Prompt
Find the string "Ames" in the entries and copy each line that has it.

○ ○ ○ ○

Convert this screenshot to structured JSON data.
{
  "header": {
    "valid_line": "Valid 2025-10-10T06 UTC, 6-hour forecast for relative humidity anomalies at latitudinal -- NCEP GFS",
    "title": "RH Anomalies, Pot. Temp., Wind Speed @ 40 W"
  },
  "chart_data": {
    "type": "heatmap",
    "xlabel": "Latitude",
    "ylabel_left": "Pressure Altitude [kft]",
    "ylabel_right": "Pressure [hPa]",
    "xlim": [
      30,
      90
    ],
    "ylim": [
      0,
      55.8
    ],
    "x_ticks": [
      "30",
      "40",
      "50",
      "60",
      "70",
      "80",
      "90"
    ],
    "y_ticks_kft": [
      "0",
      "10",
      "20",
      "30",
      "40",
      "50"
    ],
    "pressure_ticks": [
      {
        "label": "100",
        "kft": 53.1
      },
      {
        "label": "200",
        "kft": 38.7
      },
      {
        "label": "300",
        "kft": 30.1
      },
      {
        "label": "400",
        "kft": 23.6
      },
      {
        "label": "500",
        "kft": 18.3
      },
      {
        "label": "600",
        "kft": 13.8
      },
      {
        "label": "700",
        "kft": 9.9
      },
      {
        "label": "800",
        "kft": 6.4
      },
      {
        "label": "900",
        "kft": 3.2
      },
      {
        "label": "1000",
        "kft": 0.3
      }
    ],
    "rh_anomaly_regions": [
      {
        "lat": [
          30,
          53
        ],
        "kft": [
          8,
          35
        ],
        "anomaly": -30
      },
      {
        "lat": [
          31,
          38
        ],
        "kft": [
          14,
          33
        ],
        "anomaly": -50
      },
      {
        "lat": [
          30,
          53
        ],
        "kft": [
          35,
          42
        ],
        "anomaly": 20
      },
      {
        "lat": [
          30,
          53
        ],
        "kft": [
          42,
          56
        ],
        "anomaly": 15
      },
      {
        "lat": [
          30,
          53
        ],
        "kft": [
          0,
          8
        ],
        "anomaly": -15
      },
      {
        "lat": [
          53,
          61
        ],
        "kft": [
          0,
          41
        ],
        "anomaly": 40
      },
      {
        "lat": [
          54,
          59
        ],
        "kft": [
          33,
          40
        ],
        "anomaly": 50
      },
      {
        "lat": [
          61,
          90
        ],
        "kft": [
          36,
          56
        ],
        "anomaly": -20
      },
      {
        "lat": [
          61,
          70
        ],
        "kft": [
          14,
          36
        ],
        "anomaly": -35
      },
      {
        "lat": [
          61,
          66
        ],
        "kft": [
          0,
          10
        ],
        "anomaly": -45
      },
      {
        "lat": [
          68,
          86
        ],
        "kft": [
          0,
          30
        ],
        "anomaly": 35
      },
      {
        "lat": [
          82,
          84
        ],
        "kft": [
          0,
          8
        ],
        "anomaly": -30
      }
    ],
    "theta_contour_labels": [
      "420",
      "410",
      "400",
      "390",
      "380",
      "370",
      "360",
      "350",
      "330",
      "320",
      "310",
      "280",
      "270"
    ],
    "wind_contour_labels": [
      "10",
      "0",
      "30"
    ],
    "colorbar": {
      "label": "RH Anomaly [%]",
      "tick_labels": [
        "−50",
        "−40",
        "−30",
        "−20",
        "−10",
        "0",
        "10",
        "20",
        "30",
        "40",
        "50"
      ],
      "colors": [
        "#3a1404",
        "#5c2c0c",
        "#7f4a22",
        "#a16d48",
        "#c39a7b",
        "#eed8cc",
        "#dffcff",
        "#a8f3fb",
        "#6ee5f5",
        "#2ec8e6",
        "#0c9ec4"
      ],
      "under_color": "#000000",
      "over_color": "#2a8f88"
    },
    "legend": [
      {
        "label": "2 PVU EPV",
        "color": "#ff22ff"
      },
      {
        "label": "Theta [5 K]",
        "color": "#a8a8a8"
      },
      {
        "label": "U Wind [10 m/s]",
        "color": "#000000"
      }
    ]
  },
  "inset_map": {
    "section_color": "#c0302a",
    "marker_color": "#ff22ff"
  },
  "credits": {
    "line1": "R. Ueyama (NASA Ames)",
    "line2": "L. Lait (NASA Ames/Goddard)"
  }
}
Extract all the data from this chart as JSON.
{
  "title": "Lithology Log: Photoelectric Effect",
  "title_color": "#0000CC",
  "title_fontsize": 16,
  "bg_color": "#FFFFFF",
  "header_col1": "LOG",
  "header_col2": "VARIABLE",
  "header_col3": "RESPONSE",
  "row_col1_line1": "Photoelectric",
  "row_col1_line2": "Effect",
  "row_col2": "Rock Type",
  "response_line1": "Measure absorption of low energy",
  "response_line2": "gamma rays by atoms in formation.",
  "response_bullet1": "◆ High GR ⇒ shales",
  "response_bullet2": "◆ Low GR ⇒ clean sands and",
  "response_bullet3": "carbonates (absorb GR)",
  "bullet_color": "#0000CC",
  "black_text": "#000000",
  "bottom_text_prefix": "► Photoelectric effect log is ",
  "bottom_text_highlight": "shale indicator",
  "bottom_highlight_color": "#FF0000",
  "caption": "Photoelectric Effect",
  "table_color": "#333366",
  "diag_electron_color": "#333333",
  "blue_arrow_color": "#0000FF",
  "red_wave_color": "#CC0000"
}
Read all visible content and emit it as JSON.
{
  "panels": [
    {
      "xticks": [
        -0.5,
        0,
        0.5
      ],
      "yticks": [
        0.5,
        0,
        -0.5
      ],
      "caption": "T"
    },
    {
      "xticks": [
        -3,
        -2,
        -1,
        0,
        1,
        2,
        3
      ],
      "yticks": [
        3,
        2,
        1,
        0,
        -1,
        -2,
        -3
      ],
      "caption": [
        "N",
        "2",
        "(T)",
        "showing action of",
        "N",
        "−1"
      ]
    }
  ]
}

○ ○ ○ ○

Solution
    "line1": "R. Ueyama (NASA Ames)",
    "line2": "L. Lait (NASA Ames/Goddard)"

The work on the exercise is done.